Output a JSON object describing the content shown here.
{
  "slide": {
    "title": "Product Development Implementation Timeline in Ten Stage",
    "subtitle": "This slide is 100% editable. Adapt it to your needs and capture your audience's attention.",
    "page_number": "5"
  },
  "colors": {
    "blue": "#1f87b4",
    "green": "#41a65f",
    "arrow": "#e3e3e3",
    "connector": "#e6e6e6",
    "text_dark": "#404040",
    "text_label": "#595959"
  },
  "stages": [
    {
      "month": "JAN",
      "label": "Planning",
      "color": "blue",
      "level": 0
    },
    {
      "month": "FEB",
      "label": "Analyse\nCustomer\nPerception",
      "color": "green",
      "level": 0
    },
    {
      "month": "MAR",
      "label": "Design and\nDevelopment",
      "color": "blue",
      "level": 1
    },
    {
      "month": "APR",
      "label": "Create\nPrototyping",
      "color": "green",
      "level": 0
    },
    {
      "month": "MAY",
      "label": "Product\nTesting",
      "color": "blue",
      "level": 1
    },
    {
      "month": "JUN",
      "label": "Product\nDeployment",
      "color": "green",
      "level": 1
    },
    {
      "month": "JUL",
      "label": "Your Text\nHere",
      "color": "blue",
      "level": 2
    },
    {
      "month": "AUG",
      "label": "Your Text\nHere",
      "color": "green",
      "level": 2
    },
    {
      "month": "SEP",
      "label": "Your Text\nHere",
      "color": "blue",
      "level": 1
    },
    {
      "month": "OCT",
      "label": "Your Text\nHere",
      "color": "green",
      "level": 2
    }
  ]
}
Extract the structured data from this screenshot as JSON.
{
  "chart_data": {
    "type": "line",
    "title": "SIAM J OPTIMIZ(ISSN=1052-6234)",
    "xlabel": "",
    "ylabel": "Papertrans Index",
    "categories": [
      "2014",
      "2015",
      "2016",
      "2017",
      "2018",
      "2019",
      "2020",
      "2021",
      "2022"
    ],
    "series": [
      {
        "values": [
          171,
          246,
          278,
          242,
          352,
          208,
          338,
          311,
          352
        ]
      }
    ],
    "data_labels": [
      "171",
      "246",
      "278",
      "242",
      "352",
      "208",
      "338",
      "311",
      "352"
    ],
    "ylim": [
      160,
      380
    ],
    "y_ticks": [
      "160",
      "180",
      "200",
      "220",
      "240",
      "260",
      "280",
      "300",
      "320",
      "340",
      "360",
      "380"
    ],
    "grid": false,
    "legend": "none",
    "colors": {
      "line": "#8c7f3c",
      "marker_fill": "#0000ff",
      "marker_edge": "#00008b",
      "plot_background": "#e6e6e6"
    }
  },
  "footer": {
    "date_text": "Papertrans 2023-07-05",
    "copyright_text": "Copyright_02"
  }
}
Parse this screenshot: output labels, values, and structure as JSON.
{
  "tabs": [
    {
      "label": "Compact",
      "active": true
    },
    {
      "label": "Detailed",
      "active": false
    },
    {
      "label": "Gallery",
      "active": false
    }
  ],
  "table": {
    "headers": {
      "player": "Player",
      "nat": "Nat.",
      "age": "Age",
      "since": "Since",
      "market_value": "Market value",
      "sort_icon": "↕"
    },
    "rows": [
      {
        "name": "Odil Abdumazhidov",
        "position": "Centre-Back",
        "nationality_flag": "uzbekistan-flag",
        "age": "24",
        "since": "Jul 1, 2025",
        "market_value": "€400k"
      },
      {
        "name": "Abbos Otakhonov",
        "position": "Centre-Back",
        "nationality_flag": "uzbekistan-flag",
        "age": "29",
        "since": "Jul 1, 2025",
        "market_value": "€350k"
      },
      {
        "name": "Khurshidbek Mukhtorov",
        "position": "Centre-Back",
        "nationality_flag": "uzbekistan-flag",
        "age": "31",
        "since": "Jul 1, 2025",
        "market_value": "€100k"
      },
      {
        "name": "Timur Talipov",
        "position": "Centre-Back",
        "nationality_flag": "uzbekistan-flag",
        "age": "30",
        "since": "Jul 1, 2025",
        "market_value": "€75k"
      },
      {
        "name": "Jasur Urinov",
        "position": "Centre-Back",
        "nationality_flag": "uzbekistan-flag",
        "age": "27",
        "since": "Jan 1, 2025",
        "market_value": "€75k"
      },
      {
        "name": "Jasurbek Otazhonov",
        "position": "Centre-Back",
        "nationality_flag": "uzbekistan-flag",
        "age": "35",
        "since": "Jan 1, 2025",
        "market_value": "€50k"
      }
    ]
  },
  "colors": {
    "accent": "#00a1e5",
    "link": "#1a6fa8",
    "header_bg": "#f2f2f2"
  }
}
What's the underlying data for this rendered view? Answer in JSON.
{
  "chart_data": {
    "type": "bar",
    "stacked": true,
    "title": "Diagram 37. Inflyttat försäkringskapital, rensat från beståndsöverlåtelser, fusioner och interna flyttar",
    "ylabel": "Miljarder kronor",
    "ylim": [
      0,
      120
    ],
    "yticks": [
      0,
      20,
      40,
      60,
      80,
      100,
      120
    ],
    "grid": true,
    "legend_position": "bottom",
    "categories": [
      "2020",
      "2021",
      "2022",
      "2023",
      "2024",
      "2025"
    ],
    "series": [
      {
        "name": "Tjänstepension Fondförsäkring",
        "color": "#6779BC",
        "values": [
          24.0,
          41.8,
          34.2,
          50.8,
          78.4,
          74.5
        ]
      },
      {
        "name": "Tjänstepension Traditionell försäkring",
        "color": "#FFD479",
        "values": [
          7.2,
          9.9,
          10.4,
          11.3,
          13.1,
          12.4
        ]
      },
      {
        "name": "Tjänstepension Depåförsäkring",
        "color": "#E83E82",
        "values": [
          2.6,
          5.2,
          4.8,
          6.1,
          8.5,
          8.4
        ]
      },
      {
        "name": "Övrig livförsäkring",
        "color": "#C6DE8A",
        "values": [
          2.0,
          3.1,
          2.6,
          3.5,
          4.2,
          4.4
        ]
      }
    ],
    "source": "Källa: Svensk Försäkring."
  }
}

- - - -

TASK TO COMPLETE: Produce a verbatim transcription of the entries above.

REPLY:
Output a JSON object describing the content shown here.
{
  "slide": {
    "title": "Product Development Implementation Timeline in Ten Stage",
    "subtitle": "This slide is 100% editable. Adapt it to your needs and capture your audience's attention.",
    "page_number": "5"
  },
  "colors": {
    "blue": "#1f87b4",
    "green": "#41a65f",
    "arrow": "#e3e3e3",
    "connector": "#e6e6e6",
    "text_dark": "#404040",
    "text_label": "#595959"
  },
  "stages": [
    {
      "month": "JAN",
      "label": "Planning",
      "color": "blue",
      "level": 0
    },
    {
      "month": "FEB",
      "label": "Analyse\nCustomer\nPerception",
      "color": "green",
      "level": 0
    },
    {
      "month": "MAR",
      "label": "Design and\nDevelopment",
      "color": "blue",
      "level": 1
    },
    {
      "month": "APR",
      "label": "Create\nPrototyping",
      "color": "green",
      "level": 0
    },
    {
      "month": "MAY",
      "label": "Product\nTesting",
      "color": "blue",
      "level": 1
    },
    {
      "month": "JUN",
      "label": "Product\nDeployment",
      "color": "green",
      "level": 1
    },
    {
      "month": "JUL",
      "label": "Your Text\nHere",
      "color": "blue",
      "level": 2
    },
    {
      "month": "AUG",
      "label": "Your Text\nHere",
      "color": "green",
      "level": 2
    },
    {
      "month": "SEP",
      "label": "Your Text\nHere",
      "color": "blue",
      "level": 1
    },
    {
      "month": "OCT",
      "label": "Your Text\nHere",
      "color": "green",
      "level": 2
    }
  ]
}
Extract the structured data from this screenshot as JSON.
{
  "chart_data": {
    "type": "line",
    "title": "SIAM J OPTIMIZ(ISSN=1052-6234)",
    "xlabel": "",
    "ylabel": "Papertrans Index",
    "categories": [
      "2014",
      "2015",
      "2016",
      "2017",
      "2018",
      "2019",
      "2020",
      "2021",
      "2022"
    ],
    "series": [
      {
        "values": [
          171,
          246,
          278,
          242,
          352,
          208,
          338,
          311,
          352
        ]
      }
    ],
    "data_labels": [
      "171",
      "246",
      "278",
      "242",
      "352",
      "208",
      "338",
      "311",
      "352"
    ],
    "ylim": [
      160,
      380
    ],
    "y_ticks": [
      "160",
      "180",
      "200",
      "220",
      "240",
      "260",
      "280",
      "300",
      "320",
      "340",
      "360",
      "380"
    ],
    "grid": false,
    "legend": "none",
    "colors": {
      "line": "#8c7f3c",
      "marker_fill": "#0000ff",
      "marker_edge": "#00008b",
      "plot_background": "#e6e6e6"
    }
  },
  "footer": {
    "date_text": "Papertrans 2023-07-05",
    "copyright_text": "Copyright_02"
  }
}
Parse this screenshot: output labels, values, and structure as JSON.
{
  "tabs": [
    {
      "label": "Compact",
      "active": true
    },
    {
      "label": "Detailed",
      "active": false
    },
    {
      "label": "Gallery",
      "active": false
    }
  ],
  "table": {
    "headers": {
      "player": "Player",
      "nat": "Nat.",
      "age": "Age",
      "since": "Since",
      "market_value": "Market value",
      "sort_icon": "↕"
    },
    "rows": [
      {
        "name": "Odil Abdumazhidov",
        "position": "Centre-Back",
        "nationality_flag": "uzbekistan-flag",
        "age": "24",
        "since": "Jul 1, 2025",
        "market_value": "€400k"
      },
      {
        "name": "Abbos Otakhonov",
        "position": "Centre-Back",
        "nationality_flag": "uzbekistan-flag",
        "age": "29",
        "since": "Jul 1, 2025",
        "market_value": "€350k"
      },
      {
        "name": "Khurshidbek Mukhtorov",
        "position": "Centre-Back",
        "nationality_flag": "uzbekistan-flag",
        "age": "31",
        "since": "Jul 1, 2025",
        "market_value": "€100k"
      },
      {
        "name": "Timur Talipov",
        "position": "Centre-Back",
        "nationality_flag": "uzbekistan-flag",
        "age": "30",
        "since": "Jul 1, 2025",
        "market_value": "€75k"
      },
      {
        "name": "Jasur Urinov",
        "position": "Centre-Back",
        "nationality_flag": "uzbekistan-flag",
        "age": "27",
        "since": "Jan 1, 2025",
        "market_value": "€75k"
      },
      {
        "name": "Jasurbek Otazhonov",
        "position": "Centre-Back",
        "nationality_flag": "uzbekistan-flag",
        "age": "35",
        "since": "Jan 1, 2025",
        "market_value": "€50k"
      }
    ]
  },
  "colors": {
    "accent": "#00a1e5",
    "link": "#1a6fa8",
    "header_bg": "#f2f2f2"
  }
}
What's the underlying data for this rendered view? Answer in JSON.
{
  "chart_data": {
    "type": "bar",
    "stacked": true,
    "title": "Diagram 37. Inflyttat försäkringskapital, rensat från beståndsöverlåtelser, fusioner och interna flyttar",
    "ylabel": "Miljarder kronor",
    "ylim": [
      0,
      120
    ],
    "yticks": [
      0,
      20,
      40,
      60,
      80,
      100,
      120
    ],
    "grid": true,
    "legend_position": "bottom",
    "categories": [
      "2020",
      "2021",
      "2022",
      "2023",
      "2024",
      "2025"
    ],
    "series": [
      {
        "name": "Tjänstepension Fondförsäkring",
        "color": "#6779BC",
        "values": [
          24.0,
          41.8,
          34.2,
          50.8,
          78.4,
          74.5
        ]
      },
      {
        "name": "Tjänstepension Traditionell försäkring",
        "color": "#FFD479",
        "values": [
          7.2,
          9.9,
          10.4,
          11.3,
          13.1,
          12.4
        ]
      },
      {
        "name": "Tjänstepension Depåförsäkring",
        "color": "#E83E82",
        "values": [
          2.6,
          5.2,
          4.8,
          6.1,
          8.5,
          8.4
        ]
      },
      {
        "name": "Övrig livförsäkring",
        "color": "#C6DE8A",
        "values": [
          2.0,
          3.1,
          2.6,
          3.5,
          4.2,
          4.4
        ]
      }
    ],
    "source": "Källa: Svensk Försäkring."
  }
}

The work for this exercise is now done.